### [Challenge]
Say only how many lines contain the word "start".

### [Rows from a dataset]
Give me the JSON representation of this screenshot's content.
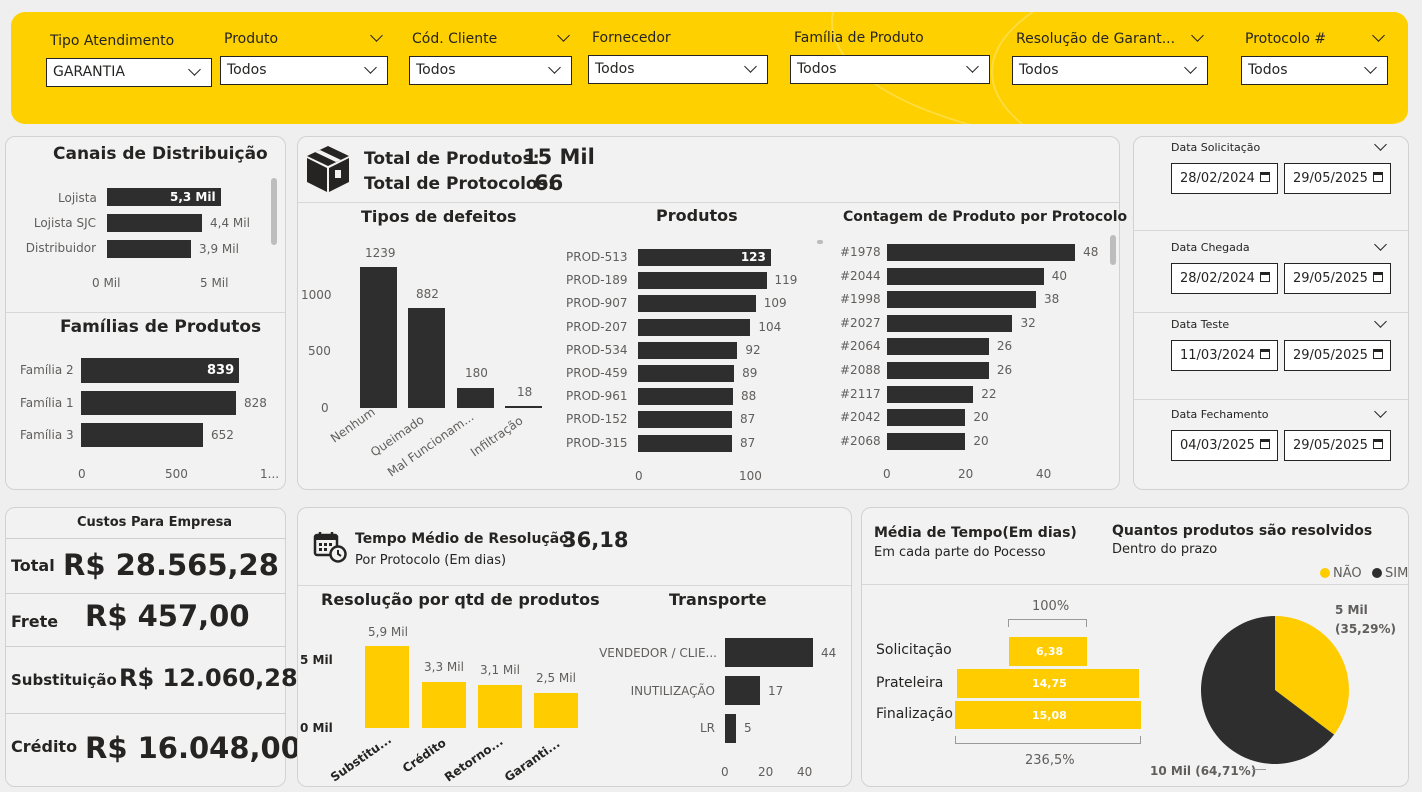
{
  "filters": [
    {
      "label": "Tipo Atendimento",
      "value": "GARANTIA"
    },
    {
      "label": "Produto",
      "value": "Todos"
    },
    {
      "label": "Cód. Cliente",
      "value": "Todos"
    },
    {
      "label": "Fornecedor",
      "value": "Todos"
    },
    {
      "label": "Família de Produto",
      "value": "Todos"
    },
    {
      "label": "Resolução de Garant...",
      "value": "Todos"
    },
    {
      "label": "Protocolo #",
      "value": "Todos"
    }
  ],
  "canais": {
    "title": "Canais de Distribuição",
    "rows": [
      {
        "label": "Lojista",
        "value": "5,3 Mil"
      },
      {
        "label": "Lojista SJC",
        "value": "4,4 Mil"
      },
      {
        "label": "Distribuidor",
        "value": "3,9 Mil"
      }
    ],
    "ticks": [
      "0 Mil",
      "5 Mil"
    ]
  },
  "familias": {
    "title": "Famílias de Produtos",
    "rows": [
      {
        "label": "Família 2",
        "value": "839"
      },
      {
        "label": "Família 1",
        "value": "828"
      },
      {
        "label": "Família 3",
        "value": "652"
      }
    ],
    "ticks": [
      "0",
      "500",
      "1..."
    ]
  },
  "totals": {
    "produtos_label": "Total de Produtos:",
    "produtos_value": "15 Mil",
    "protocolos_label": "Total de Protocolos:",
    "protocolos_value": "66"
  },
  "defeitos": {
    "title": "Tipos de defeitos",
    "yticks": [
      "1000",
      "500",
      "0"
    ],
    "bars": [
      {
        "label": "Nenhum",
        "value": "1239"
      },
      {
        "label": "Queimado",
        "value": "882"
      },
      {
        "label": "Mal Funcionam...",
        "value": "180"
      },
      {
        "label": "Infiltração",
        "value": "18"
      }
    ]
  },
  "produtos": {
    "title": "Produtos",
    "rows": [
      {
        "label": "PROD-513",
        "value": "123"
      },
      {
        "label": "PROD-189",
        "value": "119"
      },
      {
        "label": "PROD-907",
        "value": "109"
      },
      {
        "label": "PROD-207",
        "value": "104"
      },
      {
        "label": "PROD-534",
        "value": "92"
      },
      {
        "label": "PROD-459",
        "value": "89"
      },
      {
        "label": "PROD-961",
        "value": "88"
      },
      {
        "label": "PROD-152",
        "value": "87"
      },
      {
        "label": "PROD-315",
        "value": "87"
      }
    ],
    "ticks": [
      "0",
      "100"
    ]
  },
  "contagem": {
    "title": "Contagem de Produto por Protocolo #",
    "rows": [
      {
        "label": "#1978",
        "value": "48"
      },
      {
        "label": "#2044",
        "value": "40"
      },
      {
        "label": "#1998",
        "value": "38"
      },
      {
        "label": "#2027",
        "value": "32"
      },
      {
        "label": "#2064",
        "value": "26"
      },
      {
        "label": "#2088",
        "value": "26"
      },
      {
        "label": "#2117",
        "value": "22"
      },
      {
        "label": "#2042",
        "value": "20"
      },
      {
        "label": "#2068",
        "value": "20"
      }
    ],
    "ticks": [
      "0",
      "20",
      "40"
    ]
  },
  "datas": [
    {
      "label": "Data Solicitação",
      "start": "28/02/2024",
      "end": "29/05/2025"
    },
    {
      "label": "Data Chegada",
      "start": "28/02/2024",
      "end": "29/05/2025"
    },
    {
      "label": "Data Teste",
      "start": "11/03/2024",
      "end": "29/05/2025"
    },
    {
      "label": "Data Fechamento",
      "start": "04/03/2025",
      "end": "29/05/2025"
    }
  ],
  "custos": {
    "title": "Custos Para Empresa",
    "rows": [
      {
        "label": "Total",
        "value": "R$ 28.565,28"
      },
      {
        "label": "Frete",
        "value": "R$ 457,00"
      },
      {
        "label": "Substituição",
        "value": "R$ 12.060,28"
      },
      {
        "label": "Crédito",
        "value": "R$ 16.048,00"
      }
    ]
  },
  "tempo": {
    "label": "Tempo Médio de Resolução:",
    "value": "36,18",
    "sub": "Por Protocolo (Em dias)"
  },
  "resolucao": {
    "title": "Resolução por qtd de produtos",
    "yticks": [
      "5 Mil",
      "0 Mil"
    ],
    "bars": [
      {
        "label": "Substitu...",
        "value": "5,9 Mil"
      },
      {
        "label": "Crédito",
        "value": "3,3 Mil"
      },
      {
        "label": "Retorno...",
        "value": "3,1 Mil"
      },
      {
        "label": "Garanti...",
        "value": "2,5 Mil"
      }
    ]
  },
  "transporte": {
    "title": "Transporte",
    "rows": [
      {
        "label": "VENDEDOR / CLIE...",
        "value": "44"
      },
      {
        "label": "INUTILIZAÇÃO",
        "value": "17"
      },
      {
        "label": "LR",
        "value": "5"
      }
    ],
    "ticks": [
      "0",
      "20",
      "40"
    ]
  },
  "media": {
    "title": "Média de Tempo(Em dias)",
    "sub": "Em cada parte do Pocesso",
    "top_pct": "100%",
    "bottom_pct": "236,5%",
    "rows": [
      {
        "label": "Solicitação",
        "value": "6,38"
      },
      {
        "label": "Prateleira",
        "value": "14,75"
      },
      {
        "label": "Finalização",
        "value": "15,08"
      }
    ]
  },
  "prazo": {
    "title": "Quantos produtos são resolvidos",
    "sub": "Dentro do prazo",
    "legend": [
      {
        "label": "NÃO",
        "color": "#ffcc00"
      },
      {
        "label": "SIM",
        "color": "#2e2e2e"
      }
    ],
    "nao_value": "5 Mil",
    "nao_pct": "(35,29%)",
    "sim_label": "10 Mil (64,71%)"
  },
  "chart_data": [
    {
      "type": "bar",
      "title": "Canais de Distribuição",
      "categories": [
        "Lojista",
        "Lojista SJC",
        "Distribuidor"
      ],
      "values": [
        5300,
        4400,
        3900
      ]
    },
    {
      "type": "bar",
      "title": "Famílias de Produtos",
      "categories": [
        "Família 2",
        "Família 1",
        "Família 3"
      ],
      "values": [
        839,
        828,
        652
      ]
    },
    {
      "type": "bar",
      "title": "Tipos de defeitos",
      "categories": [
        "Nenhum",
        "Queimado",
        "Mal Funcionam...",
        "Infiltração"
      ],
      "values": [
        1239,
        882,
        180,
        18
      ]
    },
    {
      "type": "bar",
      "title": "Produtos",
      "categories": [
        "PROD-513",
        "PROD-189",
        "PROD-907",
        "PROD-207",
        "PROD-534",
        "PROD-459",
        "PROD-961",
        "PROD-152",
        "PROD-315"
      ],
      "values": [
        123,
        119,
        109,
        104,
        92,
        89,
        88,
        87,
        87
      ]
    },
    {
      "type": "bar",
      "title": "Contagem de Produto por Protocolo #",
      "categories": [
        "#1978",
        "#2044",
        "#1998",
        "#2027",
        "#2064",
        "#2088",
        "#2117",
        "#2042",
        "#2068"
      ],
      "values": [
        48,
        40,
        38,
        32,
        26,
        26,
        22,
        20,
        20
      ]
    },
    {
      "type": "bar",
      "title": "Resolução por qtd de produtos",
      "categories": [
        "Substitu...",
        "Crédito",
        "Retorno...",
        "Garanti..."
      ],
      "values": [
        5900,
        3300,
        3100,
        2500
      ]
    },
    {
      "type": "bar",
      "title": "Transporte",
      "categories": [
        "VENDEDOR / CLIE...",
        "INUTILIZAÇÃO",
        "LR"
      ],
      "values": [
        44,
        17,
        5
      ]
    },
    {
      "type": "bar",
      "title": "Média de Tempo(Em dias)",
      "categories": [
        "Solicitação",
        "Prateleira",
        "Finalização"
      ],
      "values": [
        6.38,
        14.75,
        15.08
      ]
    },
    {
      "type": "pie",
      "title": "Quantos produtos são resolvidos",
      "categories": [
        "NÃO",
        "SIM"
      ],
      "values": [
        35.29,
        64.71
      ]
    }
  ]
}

* * *

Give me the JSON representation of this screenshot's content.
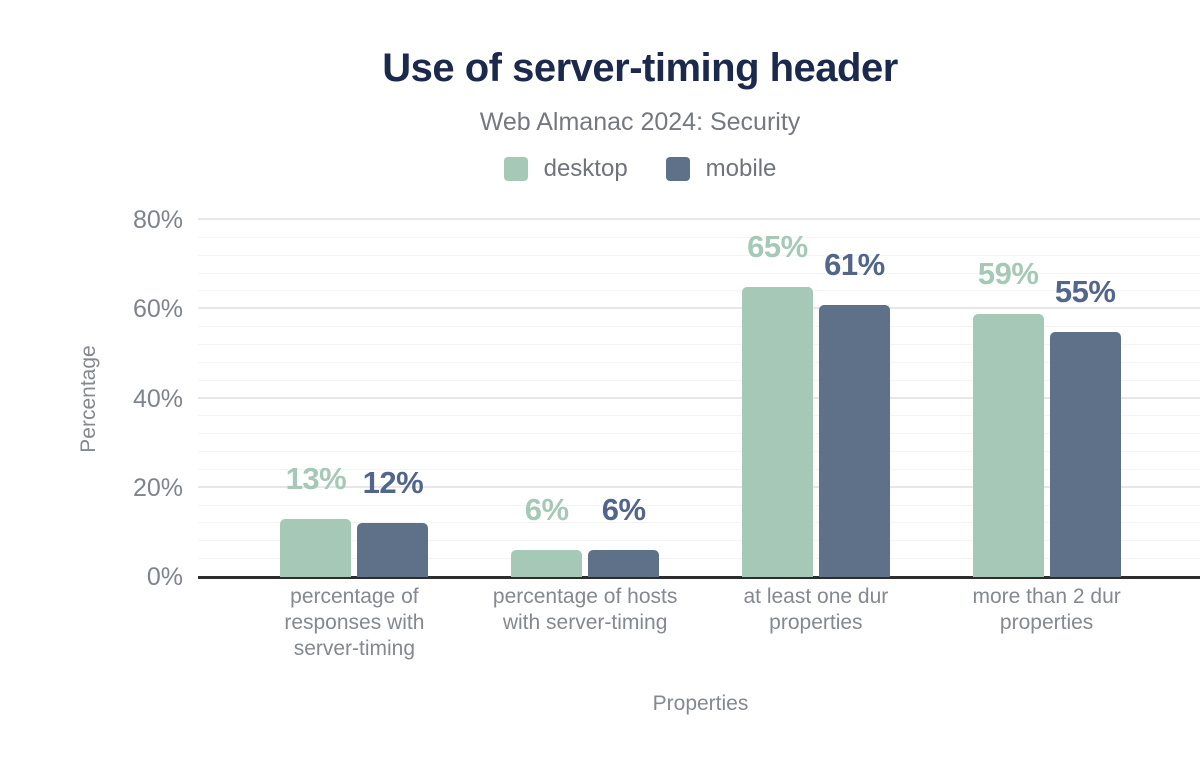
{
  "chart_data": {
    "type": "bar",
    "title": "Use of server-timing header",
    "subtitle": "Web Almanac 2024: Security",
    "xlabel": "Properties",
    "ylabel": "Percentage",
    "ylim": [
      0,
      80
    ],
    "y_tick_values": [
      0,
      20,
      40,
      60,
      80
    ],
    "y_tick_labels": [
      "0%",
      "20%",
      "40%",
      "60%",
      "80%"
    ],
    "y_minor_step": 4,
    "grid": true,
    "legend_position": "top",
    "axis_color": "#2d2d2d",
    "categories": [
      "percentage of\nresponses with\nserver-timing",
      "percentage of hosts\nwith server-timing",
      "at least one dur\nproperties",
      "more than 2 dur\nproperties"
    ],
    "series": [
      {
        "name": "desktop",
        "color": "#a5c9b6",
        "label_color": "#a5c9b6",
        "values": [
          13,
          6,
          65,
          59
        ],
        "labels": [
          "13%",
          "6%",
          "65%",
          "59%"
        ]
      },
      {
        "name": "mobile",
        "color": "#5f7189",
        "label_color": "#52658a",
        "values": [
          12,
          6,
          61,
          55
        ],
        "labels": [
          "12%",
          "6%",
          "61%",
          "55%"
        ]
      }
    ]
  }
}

### [Right answer]
4